** Data excerpts **

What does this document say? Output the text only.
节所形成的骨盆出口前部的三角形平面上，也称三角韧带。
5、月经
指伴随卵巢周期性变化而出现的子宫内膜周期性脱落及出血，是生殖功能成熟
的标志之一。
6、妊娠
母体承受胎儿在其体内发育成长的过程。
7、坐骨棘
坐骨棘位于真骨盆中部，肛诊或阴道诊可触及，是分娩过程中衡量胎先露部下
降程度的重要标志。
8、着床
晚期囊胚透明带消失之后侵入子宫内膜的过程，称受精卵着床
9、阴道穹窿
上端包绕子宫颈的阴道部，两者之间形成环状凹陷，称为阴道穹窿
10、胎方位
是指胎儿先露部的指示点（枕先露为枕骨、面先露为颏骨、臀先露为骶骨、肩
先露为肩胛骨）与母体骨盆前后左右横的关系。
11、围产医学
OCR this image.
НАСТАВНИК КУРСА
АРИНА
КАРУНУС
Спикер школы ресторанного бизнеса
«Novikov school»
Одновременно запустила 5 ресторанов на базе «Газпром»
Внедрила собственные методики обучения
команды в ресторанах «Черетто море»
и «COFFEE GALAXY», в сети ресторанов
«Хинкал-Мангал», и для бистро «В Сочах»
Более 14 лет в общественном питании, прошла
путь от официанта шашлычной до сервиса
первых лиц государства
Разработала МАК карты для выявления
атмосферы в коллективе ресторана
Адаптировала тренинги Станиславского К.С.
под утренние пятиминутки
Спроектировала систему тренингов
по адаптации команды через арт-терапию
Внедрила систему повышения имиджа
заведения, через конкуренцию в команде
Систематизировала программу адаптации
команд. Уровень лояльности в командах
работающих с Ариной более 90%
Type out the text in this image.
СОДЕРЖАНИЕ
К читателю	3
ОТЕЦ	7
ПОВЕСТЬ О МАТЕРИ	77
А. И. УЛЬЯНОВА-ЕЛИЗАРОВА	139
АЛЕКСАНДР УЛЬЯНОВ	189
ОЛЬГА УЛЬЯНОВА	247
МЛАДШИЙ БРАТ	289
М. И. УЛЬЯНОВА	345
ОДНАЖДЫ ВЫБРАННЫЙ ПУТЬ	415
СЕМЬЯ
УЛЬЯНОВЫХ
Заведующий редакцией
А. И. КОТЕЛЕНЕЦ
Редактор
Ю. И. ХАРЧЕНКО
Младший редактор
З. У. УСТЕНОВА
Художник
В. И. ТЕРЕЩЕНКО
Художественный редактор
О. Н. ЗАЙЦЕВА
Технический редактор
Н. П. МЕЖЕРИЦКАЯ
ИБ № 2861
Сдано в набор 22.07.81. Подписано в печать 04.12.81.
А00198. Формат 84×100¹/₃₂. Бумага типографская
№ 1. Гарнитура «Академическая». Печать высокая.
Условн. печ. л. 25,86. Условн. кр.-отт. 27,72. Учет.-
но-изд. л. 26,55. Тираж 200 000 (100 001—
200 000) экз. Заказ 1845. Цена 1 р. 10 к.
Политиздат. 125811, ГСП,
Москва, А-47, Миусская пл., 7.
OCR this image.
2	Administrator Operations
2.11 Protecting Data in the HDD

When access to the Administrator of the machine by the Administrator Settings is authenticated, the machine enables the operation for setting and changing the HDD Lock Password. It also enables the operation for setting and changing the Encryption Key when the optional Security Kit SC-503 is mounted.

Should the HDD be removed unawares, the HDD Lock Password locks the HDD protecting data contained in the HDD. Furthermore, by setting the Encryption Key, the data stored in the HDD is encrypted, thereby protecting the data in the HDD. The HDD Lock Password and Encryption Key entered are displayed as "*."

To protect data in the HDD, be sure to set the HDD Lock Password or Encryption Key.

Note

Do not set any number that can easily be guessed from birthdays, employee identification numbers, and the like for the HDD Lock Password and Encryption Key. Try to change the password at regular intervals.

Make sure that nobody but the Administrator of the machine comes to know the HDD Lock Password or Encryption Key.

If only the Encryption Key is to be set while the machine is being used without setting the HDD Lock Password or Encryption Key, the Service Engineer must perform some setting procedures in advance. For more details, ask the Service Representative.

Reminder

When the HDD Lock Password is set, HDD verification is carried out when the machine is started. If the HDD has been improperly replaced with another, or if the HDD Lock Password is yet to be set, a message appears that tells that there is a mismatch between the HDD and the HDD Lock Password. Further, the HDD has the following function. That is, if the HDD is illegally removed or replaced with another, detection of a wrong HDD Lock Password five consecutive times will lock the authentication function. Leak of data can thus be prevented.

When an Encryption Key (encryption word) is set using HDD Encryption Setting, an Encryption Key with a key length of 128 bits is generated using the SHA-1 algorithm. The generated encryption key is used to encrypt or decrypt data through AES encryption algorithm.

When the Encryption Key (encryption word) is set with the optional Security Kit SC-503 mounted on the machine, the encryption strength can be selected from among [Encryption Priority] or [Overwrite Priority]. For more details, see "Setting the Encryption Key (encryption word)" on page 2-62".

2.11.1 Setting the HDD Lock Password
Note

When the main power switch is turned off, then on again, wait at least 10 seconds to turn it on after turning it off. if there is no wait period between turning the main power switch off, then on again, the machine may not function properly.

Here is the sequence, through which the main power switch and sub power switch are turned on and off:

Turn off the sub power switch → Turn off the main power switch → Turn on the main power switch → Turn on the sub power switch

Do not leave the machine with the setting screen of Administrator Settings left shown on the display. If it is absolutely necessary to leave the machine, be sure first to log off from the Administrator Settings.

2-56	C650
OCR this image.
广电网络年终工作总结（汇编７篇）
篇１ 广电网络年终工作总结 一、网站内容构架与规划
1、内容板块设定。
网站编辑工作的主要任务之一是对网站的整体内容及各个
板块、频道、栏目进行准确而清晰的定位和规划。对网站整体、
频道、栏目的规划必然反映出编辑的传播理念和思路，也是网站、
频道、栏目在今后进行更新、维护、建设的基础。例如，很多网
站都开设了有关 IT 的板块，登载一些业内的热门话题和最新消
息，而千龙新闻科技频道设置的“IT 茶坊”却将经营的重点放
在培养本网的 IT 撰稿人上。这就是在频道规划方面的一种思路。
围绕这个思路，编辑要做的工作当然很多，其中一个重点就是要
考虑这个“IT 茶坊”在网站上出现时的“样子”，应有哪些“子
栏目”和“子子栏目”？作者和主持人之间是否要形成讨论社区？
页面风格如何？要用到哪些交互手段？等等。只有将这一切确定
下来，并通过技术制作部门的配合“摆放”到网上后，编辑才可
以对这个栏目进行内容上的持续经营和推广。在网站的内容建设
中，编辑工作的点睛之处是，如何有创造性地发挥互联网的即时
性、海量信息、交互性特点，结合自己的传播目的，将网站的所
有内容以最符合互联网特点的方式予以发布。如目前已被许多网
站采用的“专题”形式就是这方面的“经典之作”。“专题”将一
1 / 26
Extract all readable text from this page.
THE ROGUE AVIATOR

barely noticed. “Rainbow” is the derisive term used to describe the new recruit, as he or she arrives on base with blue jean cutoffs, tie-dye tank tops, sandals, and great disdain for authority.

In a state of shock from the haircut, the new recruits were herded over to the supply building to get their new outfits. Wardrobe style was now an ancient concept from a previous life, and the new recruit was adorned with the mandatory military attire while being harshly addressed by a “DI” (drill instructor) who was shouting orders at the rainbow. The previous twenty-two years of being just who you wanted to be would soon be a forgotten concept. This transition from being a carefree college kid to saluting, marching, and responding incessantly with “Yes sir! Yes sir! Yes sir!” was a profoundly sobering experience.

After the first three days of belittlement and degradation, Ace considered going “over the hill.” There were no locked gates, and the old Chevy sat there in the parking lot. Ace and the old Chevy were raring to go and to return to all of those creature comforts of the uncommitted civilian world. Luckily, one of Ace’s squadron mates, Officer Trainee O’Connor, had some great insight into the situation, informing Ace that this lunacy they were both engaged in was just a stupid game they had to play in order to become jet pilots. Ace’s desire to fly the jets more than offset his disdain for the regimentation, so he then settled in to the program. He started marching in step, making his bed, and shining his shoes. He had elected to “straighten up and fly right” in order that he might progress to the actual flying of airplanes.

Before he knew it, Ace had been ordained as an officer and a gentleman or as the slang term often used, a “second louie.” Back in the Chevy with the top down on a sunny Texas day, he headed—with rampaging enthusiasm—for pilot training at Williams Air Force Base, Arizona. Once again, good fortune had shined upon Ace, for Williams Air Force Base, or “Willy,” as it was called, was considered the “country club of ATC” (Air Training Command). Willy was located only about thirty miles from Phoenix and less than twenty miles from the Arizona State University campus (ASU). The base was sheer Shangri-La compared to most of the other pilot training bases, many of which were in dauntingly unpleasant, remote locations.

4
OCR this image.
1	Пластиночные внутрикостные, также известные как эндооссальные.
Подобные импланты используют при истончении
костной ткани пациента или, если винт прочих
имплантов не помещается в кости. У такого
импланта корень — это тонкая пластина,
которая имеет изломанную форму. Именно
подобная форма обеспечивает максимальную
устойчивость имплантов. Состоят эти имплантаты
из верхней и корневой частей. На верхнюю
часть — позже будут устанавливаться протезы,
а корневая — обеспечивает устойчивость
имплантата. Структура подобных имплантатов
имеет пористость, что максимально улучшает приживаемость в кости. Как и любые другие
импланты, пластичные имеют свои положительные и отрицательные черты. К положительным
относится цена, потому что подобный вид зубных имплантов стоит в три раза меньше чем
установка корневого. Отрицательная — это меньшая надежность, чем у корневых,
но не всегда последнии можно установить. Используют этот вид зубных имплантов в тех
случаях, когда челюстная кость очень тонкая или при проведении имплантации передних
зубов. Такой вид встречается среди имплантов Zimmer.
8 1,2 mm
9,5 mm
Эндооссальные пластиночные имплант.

** Directions for this task **
Copy each line above containing the string "систему".

** Answer to the exercise **
Спроектировала систему тренингов
Внедрила систему повышения имиджа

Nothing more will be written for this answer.